-- Exercise brief --
Reproduce all entries word for word.

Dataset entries
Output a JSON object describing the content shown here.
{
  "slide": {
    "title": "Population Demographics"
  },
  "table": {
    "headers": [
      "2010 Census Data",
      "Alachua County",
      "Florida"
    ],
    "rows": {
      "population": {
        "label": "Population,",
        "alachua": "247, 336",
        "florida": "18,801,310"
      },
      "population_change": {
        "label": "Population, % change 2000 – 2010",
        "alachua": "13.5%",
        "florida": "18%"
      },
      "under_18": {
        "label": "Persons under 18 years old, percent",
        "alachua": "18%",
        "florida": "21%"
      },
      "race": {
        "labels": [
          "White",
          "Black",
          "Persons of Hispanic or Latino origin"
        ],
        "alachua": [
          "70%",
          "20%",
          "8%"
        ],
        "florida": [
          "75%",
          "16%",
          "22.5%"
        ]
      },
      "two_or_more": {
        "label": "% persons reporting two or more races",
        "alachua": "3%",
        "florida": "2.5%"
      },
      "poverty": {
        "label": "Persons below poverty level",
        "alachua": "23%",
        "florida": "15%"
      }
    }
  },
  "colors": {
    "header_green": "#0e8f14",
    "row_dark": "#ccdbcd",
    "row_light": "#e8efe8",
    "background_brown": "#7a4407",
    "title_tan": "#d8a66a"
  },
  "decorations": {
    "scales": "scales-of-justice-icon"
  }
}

-- Response to this task --
Output a JSON object describing the content shown here.
{
  "slide": {
    "title": "Population Demographics"
  },
  "table": {
    "headers": [
      "2010 Census Data",
      "Alachua County",
      "Florida"
    ],
    "rows": {
      "population": {
        "label": "Population,",
        "alachua": "247, 336",
        "florida": "18,801,310"
      },
      "population_change": {
        "label": "Population, % change 2000 – 2010",
        "alachua": "13.5%",
        "florida": "18%"
      },
      "under_18": {
        "label": "Persons under 18 years old, percent",
        "alachua": "18%",
        "florida": "21%"
      },
      "race": {
        "labels": [
          "White",
          "Black",
          "Persons of Hispanic or Latino origin"
        ],
        "alachua": [
          "70%",
          "20%",
          "8%"
        ],
        "florida": [
          "75%",
          "16%",
          "22.5%"
        ]
      },
      "two_or_more": {
        "label": "% persons reporting two or more races",
        "alachua": "3%",
        "florida": "2.5%"
      },
      "poverty": {
        "label": "Persons below poverty level",
        "alachua": "23%",
        "florida": "15%"
      }
    }
  },
  "colors": {
    "header_green": "#0e8f14",
    "row_dark": "#ccdbcd",
    "row_light": "#e8efe8",
    "background_brown": "#7a4407",
    "title_tan": "#d8a66a"
  },
  "decorations": {
    "scales": "scales-of-justice-icon"
  }
}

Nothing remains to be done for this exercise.